### Data excerpts
━━━━
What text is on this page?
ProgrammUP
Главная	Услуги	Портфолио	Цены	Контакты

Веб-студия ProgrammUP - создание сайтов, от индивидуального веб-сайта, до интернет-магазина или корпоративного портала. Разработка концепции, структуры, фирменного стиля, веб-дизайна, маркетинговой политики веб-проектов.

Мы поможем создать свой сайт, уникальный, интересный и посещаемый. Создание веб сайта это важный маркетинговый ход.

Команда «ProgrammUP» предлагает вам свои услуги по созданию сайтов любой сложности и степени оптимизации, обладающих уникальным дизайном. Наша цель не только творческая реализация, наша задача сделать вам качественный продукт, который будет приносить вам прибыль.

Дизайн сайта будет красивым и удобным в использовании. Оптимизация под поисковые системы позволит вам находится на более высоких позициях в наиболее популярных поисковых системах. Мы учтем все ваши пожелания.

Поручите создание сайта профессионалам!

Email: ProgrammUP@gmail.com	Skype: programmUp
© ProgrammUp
━━━━
### Challenge
Copy out the whole listing exactly.

### Final result
What text is on this page?
ProgrammUP
Главная	Услуги	Портфолио	Цены	Контакты

Веб-студия ProgrammUP - создание сайтов, от индивидуального веб-сайта, до интернет-магазина или корпоративного портала. Разработка концепции, структуры, фирменного стиля, веб-дизайна, маркетинговой политики веб-проектов.

Мы поможем создать свой сайт, уникальный, интересный и посещаемый. Создание веб сайта это важный маркетинговый ход.

Команда «ProgrammUP» предлагает вам свои услуги по созданию сайтов любой сложности и степени оптимизации, обладающих уникальным дизайном. Наша цель не только творческая реализация, наша задача сделать вам качественный продукт, который будет приносить вам прибыль.

Дизайн сайта будет красивым и удобным в использовании. Оптимизация под поисковые системы позволит вам находится на более высоких позициях в наиболее популярных поисковых системах. Мы учтем все ваши пожелания.

Поручите создание сайта профессионалам!

Email: ProgrammUP@gmail.com	Skype: programmUp
© ProgrammUp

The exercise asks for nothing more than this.